Dataset entries:
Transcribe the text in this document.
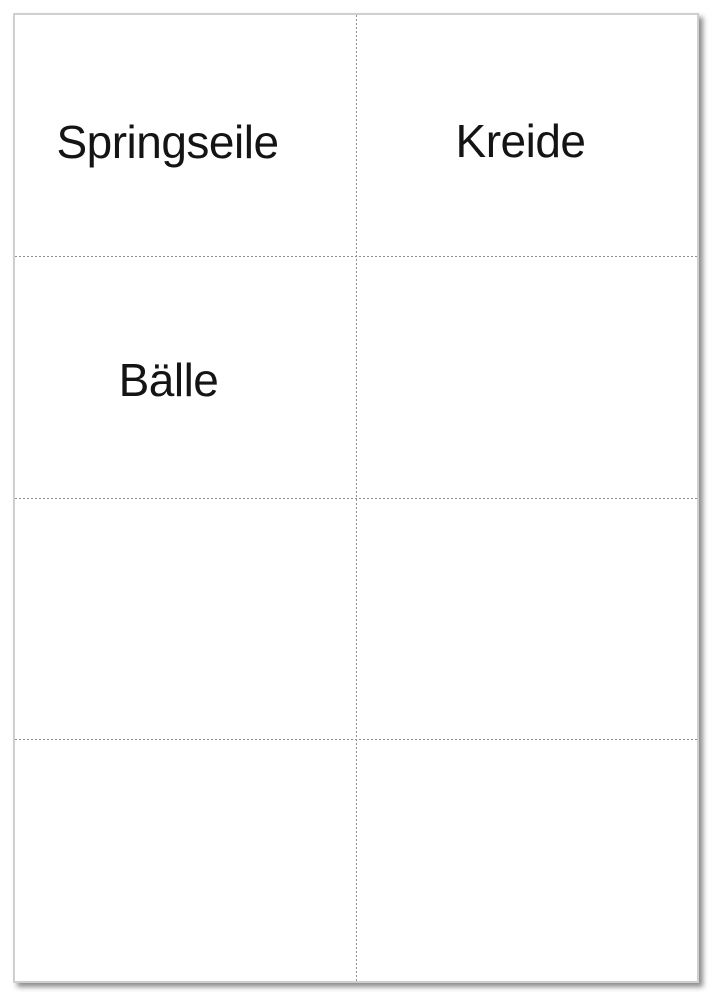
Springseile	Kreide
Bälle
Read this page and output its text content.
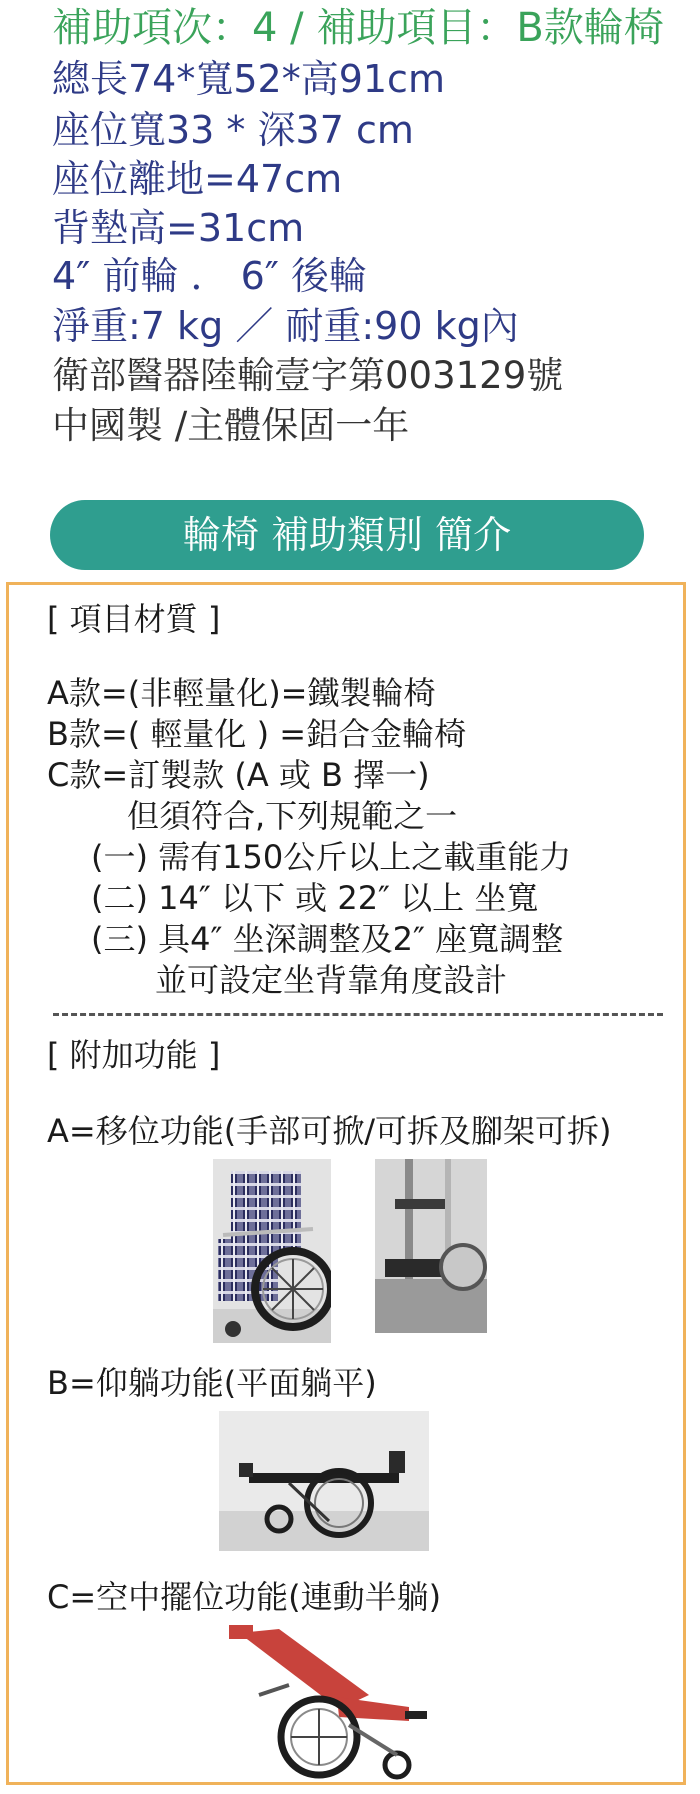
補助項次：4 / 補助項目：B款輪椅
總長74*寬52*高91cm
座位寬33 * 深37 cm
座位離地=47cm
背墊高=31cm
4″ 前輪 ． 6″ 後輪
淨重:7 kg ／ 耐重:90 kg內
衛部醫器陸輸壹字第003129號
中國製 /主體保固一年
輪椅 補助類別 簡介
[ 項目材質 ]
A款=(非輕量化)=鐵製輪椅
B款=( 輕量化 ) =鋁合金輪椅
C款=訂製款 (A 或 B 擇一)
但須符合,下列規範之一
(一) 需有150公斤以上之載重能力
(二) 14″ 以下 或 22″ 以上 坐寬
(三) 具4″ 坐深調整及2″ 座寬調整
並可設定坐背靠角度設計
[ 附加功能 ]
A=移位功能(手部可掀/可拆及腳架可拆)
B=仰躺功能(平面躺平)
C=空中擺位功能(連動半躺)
---
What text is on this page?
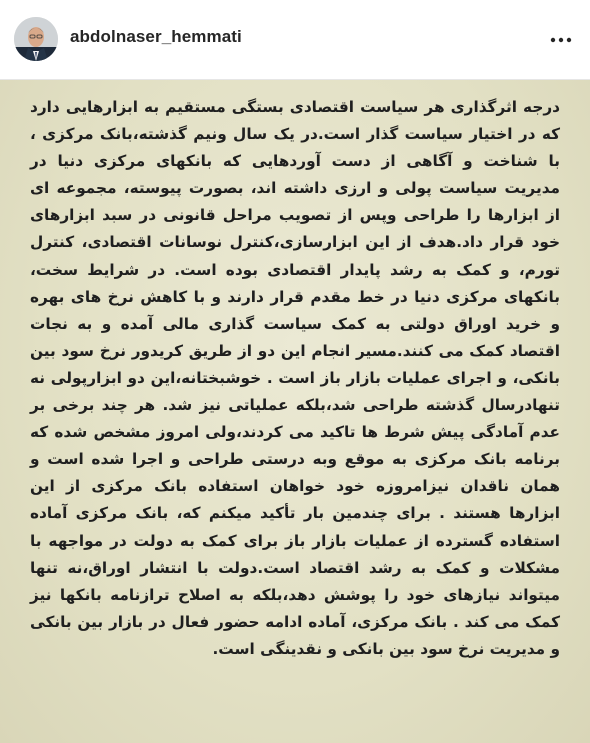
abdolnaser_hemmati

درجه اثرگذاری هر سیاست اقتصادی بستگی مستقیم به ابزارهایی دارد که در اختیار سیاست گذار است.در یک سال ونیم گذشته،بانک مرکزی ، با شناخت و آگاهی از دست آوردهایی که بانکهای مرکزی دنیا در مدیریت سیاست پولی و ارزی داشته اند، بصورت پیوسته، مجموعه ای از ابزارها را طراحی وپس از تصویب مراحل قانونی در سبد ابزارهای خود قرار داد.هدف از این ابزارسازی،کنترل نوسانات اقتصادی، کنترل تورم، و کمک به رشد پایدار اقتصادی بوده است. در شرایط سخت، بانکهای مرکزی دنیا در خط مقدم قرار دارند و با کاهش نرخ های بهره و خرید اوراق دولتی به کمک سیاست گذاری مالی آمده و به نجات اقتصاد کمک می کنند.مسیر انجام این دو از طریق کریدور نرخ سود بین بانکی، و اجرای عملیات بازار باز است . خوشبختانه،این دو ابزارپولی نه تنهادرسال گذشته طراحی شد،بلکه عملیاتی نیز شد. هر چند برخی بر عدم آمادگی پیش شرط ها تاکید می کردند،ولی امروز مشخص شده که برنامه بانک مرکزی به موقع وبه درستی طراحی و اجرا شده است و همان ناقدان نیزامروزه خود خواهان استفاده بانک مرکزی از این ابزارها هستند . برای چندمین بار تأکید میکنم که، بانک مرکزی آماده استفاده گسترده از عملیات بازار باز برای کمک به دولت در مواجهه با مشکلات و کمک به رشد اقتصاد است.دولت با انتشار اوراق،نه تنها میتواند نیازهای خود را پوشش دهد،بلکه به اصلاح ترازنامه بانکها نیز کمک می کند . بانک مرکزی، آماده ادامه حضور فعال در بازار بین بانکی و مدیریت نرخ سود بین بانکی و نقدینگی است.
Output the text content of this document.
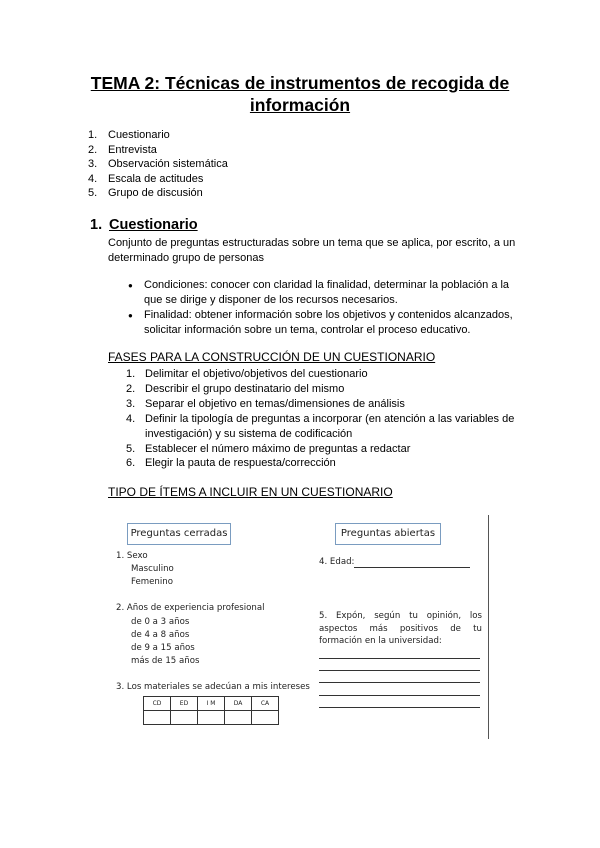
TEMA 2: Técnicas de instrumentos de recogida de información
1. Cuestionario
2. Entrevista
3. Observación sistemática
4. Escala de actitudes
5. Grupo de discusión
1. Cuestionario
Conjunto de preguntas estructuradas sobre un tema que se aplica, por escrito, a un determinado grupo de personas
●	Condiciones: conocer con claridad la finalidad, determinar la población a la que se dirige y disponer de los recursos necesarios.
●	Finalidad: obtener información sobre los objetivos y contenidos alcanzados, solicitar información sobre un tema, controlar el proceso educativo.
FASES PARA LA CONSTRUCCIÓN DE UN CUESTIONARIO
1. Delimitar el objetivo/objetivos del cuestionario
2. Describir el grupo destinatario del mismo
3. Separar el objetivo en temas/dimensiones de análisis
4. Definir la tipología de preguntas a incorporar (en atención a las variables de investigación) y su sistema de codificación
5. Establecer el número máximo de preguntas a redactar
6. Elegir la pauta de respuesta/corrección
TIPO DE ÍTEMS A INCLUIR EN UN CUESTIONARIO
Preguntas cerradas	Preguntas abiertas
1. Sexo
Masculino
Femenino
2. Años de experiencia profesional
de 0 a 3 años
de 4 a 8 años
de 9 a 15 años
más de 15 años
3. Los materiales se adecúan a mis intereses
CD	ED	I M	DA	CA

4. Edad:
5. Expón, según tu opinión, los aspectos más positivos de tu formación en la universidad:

Short task >> Copy each line of the records above that carries the word "document".

Full output >>
Transcribe the text in this document.
Output the text content of this document.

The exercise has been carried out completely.